## Exercise task
The listing beneath should be written out in full, exactly as shown.

## Input
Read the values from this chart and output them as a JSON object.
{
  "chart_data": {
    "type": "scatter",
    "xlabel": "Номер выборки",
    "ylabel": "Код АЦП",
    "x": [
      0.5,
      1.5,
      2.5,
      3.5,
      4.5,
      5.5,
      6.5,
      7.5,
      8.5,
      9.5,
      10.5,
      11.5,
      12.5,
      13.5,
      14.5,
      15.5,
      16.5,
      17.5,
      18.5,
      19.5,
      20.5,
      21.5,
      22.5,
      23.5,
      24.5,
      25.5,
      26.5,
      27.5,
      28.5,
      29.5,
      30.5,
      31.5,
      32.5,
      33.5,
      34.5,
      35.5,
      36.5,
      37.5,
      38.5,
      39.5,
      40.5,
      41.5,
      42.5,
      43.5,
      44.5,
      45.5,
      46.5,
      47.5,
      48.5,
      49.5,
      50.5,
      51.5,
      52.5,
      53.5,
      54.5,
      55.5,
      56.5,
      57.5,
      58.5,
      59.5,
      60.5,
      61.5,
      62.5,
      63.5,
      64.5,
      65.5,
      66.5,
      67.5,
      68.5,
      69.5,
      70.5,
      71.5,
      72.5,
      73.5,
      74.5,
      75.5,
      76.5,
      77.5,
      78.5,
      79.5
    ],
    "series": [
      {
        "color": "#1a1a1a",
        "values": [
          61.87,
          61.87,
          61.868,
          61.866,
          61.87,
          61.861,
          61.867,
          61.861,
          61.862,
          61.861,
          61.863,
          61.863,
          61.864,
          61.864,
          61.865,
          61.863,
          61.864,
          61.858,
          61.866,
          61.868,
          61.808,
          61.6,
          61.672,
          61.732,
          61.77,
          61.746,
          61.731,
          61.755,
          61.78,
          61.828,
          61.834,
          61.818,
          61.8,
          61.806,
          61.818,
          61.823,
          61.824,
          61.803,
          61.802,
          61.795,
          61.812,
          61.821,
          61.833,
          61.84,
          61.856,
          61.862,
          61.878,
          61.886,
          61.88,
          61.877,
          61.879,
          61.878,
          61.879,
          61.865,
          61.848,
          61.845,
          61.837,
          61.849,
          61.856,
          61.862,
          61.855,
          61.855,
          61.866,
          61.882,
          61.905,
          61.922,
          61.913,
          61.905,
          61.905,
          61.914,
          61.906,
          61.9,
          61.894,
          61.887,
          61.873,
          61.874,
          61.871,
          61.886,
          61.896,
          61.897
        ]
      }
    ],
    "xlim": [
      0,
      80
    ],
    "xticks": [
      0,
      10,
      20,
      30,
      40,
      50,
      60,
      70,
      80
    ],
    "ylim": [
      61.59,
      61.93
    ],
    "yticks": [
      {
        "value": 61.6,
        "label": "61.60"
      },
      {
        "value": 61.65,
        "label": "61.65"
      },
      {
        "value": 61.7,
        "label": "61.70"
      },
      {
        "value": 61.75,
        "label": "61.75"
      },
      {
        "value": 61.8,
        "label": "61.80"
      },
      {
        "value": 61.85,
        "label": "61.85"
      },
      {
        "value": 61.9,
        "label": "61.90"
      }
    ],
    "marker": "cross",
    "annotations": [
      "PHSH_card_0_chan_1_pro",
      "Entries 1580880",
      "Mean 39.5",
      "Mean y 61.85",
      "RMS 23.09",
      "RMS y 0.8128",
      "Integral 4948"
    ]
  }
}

## Problem solution
Read the values from this chart and output them as a JSON object.
{
  "chart_data": {
    "type": "scatter",
    "xlabel": "Номер выборки",
    "ylabel": "Код АЦП",
    "x": [
      0.5,
      1.5,
      2.5,
      3.5,
      4.5,
      5.5,
      6.5,
      7.5,
      8.5,
      9.5,
      10.5,
      11.5,
      12.5,
      13.5,
      14.5,
      15.5,
      16.5,
      17.5,
      18.5,
      19.5,
      20.5,
      21.5,
      22.5,
      23.5,
      24.5,
      25.5,
      26.5,
      27.5,
      28.5,
      29.5,
      30.5,
      31.5,
      32.5,
      33.5,
      34.5,
      35.5,
      36.5,
      37.5,
      38.5,
      39.5,
      40.5,
      41.5,
      42.5,
      43.5,
      44.5,
      45.5,
      46.5,
      47.5,
      48.5,
      49.5,
      50.5,
      51.5,
      52.5,
      53.5,
      54.5,
      55.5,
      56.5,
      57.5,
      58.5,
      59.5,
      60.5,
      61.5,
      62.5,
      63.5,
      64.5,
      65.5,
      66.5,
      67.5,
      68.5,
      69.5,
      70.5,
      71.5,
      72.5,
      73.5,
      74.5,
      75.5,
      76.5,
      77.5,
      78.5,
      79.5
    ],
    "series": [
      {
        "color": "#1a1a1a",
        "values": [
          61.87,
          61.87,
          61.868,
          61.866,
          61.87,
          61.861,
          61.867,
          61.861,
          61.862,
          61.861,
          61.863,
          61.863,
          61.864,
          61.864,
          61.865,
          61.863,
          61.864,
          61.858,
          61.866,
          61.868,
          61.808,
          61.6,
          61.672,
          61.732,
          61.77,
          61.746,
          61.731,
          61.755,
          61.78,
          61.828,
          61.834,
          61.818,
          61.8,
          61.806,
          61.818,
          61.823,
          61.824,
          61.803,
          61.802,
          61.795,
          61.812,
          61.821,
          61.833,
          61.84,
          61.856,
          61.862,
          61.878,
          61.886,
          61.88,
          61.877,
          61.879,
          61.878,
          61.879,
          61.865,
          61.848,
          61.845,
          61.837,
          61.849,
          61.856,
          61.862,
          61.855,
          61.855,
          61.866,
          61.882,
          61.905,
          61.922,
          61.913,
          61.905,
          61.905,
          61.914,
          61.906,
          61.9,
          61.894,
          61.887,
          61.873,
          61.874,
          61.871,
          61.886,
          61.896,
          61.897
        ]
      }
    ],
    "xlim": [
      0,
      80
    ],
    "xticks": [
      0,
      10,
      20,
      30,
      40,
      50,
      60,
      70,
      80
    ],
    "ylim": [
      61.59,
      61.93
    ],
    "yticks": [
      {
        "value": 61.6,
        "label": "61.60"
      },
      {
        "value": 61.65,
        "label": "61.65"
      },
      {
        "value": 61.7,
        "label": "61.70"
      },
      {
        "value": 61.75,
        "label": "61.75"
      },
      {
        "value": 61.8,
        "label": "61.80"
      },
      {
        "value": 61.85,
        "label": "61.85"
      },
      {
        "value": 61.9,
        "label": "61.90"
      }
    ],
    "marker": "cross",
    "annotations": [
      "PHSH_card_0_chan_1_pro",
      "Entries 1580880",
      "Mean 39.5",
      "Mean y 61.85",
      "RMS 23.09",
      "RMS y 0.8128",
      "Integral 4948"
    ]
  }
}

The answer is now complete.